Stated task
Quote all entries in full, exactly.

Data extract

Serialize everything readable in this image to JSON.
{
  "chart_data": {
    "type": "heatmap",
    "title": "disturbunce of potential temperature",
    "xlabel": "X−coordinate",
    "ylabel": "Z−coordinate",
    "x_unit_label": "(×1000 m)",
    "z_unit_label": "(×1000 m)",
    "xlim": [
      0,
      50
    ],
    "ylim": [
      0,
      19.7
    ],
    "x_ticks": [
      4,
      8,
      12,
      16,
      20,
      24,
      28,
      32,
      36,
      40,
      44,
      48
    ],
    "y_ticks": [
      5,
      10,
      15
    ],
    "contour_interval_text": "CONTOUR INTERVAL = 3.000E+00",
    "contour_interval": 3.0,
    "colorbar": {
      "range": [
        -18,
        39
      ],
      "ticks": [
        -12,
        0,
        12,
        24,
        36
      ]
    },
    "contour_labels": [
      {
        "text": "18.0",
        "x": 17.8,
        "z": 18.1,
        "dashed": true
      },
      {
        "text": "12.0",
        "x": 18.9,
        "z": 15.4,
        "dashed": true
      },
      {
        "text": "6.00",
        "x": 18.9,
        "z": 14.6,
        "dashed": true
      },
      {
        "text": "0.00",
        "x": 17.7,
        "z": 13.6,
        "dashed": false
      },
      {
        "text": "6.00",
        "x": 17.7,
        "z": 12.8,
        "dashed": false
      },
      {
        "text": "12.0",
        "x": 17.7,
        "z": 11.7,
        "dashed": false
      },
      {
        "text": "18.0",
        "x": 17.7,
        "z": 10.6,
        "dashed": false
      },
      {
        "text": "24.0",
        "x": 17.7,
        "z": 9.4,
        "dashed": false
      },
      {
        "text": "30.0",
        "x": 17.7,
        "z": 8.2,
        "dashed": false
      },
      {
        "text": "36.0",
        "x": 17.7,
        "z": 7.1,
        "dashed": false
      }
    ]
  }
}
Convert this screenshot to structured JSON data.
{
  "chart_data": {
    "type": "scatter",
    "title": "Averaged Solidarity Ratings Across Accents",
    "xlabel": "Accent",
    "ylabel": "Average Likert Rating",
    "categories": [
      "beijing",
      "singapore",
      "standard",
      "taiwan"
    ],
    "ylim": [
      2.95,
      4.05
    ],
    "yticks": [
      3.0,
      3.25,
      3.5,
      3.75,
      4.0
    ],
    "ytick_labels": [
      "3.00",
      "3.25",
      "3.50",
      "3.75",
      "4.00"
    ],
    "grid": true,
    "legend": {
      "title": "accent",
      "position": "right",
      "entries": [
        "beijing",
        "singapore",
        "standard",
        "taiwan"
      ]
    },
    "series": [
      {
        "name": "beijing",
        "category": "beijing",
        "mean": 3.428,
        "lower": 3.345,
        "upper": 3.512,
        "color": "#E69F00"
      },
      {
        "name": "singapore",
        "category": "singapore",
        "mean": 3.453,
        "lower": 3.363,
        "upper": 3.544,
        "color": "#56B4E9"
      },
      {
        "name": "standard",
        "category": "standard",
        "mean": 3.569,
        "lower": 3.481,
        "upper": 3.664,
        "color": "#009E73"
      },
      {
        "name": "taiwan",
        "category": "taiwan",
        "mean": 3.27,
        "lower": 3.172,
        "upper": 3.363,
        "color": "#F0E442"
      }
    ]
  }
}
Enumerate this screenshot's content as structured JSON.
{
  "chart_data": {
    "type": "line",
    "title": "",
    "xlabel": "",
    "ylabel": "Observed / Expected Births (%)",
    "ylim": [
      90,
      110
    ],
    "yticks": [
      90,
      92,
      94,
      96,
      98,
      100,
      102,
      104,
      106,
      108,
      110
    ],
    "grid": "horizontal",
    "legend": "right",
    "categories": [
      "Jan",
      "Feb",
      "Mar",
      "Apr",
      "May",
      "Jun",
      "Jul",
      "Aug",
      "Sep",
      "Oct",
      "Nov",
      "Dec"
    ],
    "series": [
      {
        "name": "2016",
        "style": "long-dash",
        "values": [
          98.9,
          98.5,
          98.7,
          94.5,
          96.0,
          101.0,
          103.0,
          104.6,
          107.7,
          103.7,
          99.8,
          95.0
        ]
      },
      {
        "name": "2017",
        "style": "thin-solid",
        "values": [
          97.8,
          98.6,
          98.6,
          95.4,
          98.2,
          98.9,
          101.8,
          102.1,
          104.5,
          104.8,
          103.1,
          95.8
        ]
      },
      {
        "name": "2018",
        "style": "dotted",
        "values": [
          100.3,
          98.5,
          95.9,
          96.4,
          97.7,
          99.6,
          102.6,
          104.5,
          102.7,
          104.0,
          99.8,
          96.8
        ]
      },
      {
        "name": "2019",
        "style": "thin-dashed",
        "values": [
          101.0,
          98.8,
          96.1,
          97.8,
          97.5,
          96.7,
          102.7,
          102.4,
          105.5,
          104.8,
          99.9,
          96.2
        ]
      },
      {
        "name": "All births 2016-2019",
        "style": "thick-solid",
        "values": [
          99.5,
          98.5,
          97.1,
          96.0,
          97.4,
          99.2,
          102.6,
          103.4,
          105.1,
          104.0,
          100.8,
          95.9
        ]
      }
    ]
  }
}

Final answer
Serialize everything readable in this image to JSON.
{
  "chart_data": {
    "type": "heatmap",
    "title": "disturbunce of potential temperature",
    "xlabel": "X−coordinate",
    "ylabel": "Z−coordinate",
    "x_unit_label": "(×1000 m)",
    "z_unit_label": "(×1000 m)",
    "xlim": [
      0,
      50
    ],
    "ylim": [
      0,
      19.7
    ],
    "x_ticks": [
      4,
      8,
      12,
      16,
      20,
      24,
      28,
      32,
      36,
      40,
      44,
      48
    ],
    "y_ticks": [
      5,
      10,
      15
    ],
    "contour_interval_text": "CONTOUR INTERVAL = 3.000E+00",
    "contour_interval": 3.0,
    "colorbar": {
      "range": [
        -18,
        39
      ],
      "ticks": [
        -12,
        0,
        12,
        24,
        36
      ]
    },
    "contour_labels": [
      {
        "text": "18.0",
        "x": 17.8,
        "z": 18.1,
        "dashed": true
      },
      {
        "text": "12.0",
        "x": 18.9,
        "z": 15.4,
        "dashed": true
      },
      {
        "text": "6.00",
        "x": 18.9,
        "z": 14.6,
        "dashed": true
      },
      {
        "text": "0.00",
        "x": 17.7,
        "z": 13.6,
        "dashed": false
      },
      {
        "text": "6.00",
        "x": 17.7,
        "z": 12.8,
        "dashed": false
      },
      {
        "text": "12.0",
        "x": 17.7,
        "z": 11.7,
        "dashed": false
      },
      {
        "text": "18.0",
        "x": 17.7,
        "z": 10.6,
        "dashed": false
      },
      {
        "text": "24.0",
        "x": 17.7,
        "z": 9.4,
        "dashed": false
      },
      {
        "text": "30.0",
        "x": 17.7,
        "z": 8.2,
        "dashed": false
      },
      {
        "text": "36.0",
        "x": 17.7,
        "z": 7.1,
        "dashed": false
      }
    ]
  }
}
Convert this screenshot to structured JSON data.
{
  "chart_data": {
    "type": "scatter",
    "title": "Averaged Solidarity Ratings Across Accents",
    "xlabel": "Accent",
    "ylabel": "Average Likert Rating",
    "categories": [
      "beijing",
      "singapore",
      "standard",
      "taiwan"
    ],
    "ylim": [
      2.95,
      4.05
    ],
    "yticks": [
      3.0,
      3.25,
      3.5,
      3.75,
      4.0
    ],
    "ytick_labels": [
      "3.00",
      "3.25",
      "3.50",
      "3.75",
      "4.00"
    ],
    "grid": true,
    "legend": {
      "title": "accent",
      "position": "right",
      "entries": [
        "beijing",
        "singapore",
        "standard",
        "taiwan"
      ]
    },
    "series": [
      {
        "name": "beijing",
        "category": "beijing",
        "mean": 3.428,
        "lower": 3.345,
        "upper": 3.512,
        "color": "#E69F00"
      },
      {
        "name": "singapore",
        "category": "singapore",
        "mean": 3.453,
        "lower": 3.363,
        "upper": 3.544,
        "color": "#56B4E9"
      },
      {
        "name": "standard",
        "category": "standard",
        "mean": 3.569,
        "lower": 3.481,
        "upper": 3.664,
        "color": "#009E73"
      },
      {
        "name": "taiwan",
        "category": "taiwan",
        "mean": 3.27,
        "lower": 3.172,
        "upper": 3.363,
        "color": "#F0E442"
      }
    ]
  }
}
Enumerate this screenshot's content as structured JSON.
{
  "chart_data": {
    "type": "line",
    "title": "",
    "xlabel": "",
    "ylabel": "Observed / Expected Births (%)",
    "ylim": [
      90,
      110
    ],
    "yticks": [
      90,
      92,
      94,
      96,
      98,
      100,
      102,
      104,
      106,
      108,
      110
    ],
    "grid": "horizontal",
    "legend": "right",
    "categories": [
      "Jan",
      "Feb",
      "Mar",
      "Apr",
      "May",
      "Jun",
      "Jul",
      "Aug",
      "Sep",
      "Oct",
      "Nov",
      "Dec"
    ],
    "series": [
      {
        "name": "2016",
        "style": "long-dash",
        "values": [
          98.9,
          98.5,
          98.7,
          94.5,
          96.0,
          101.0,
          103.0,
          104.6,
          107.7,
          103.7,
          99.8,
          95.0
        ]
      },
      {
        "name": "2017",
        "style": "thin-solid",
        "values": [
          97.8,
          98.6,
          98.6,
          95.4,
          98.2,
          98.9,
          101.8,
          102.1,
          104.5,
          104.8,
          103.1,
          95.8
        ]
      },
      {
        "name": "2018",
        "style": "dotted",
        "values": [
          100.3,
          98.5,
          95.9,
          96.4,
          97.7,
          99.6,
          102.6,
          104.5,
          102.7,
          104.0,
          99.8,
          96.8
        ]
      },
      {
        "name": "2019",
        "style": "thin-dashed",
        "values": [
          101.0,
          98.8,
          96.1,
          97.8,
          97.5,
          96.7,
          102.7,
          102.4,
          105.5,
          104.8,
          99.9,
          96.2
        ]
      },
      {
        "name": "All births 2016-2019",
        "style": "thick-solid",
        "values": [
          99.5,
          98.5,
          97.1,
          96.0,
          97.4,
          99.2,
          102.6,
          103.4,
          105.1,
          104.0,
          100.8,
          95.9
        ]
      }
    ]
  }
}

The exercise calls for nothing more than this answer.